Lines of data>
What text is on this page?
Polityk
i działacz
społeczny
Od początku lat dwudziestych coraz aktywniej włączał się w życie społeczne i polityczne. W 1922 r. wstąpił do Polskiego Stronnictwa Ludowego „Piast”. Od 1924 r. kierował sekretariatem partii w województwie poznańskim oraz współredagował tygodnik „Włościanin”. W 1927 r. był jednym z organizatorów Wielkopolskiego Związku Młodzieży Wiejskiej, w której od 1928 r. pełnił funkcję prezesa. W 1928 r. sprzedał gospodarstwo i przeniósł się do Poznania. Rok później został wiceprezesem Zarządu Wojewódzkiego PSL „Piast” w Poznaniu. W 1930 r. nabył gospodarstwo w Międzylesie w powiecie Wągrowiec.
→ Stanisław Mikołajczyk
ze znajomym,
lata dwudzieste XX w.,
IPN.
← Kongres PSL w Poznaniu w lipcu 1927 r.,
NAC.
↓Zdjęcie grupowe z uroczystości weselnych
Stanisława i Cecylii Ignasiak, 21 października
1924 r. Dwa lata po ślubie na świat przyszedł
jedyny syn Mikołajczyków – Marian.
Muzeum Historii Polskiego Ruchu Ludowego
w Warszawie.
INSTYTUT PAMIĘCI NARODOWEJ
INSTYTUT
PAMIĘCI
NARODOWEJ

Challenge> Repeat the data in its entirety, character for character.

Solution to this problem>
What text is on this page?
Polityk
i działacz
społeczny
Od początku lat dwudziestych coraz aktywniej włączał się w życie społeczne i polityczne. W 1922 r. wstąpił do Polskiego Stronnictwa Ludowego „Piast”. Od 1924 r. kierował sekretariatem partii w województwie poznańskim oraz współredagował tygodnik „Włościanin”. W 1927 r. był jednym z organizatorów Wielkopolskiego Związku Młodzieży Wiejskiej, w której od 1928 r. pełnił funkcję prezesa. W 1928 r. sprzedał gospodarstwo i przeniósł się do Poznania. Rok później został wiceprezesem Zarządu Wojewódzkiego PSL „Piast” w Poznaniu. W 1930 r. nabył gospodarstwo w Międzylesie w powiecie Wągrowiec.
→ Stanisław Mikołajczyk
ze znajomym,
lata dwudzieste XX w.,
IPN.
← Kongres PSL w Poznaniu w lipcu 1927 r.,
NAC.
↓Zdjęcie grupowe z uroczystości weselnych
Stanisława i Cecylii Ignasiak, 21 października
1924 r. Dwa lata po ślubie na świat przyszedł
jedyny syn Mikołajczyków – Marian.
Muzeum Historii Polskiego Ruchu Ludowego
w Warszawie.
INSTYTUT PAMIĘCI NARODOWEJ
INSTYTUT
PAMIĘCI
NARODOWEJ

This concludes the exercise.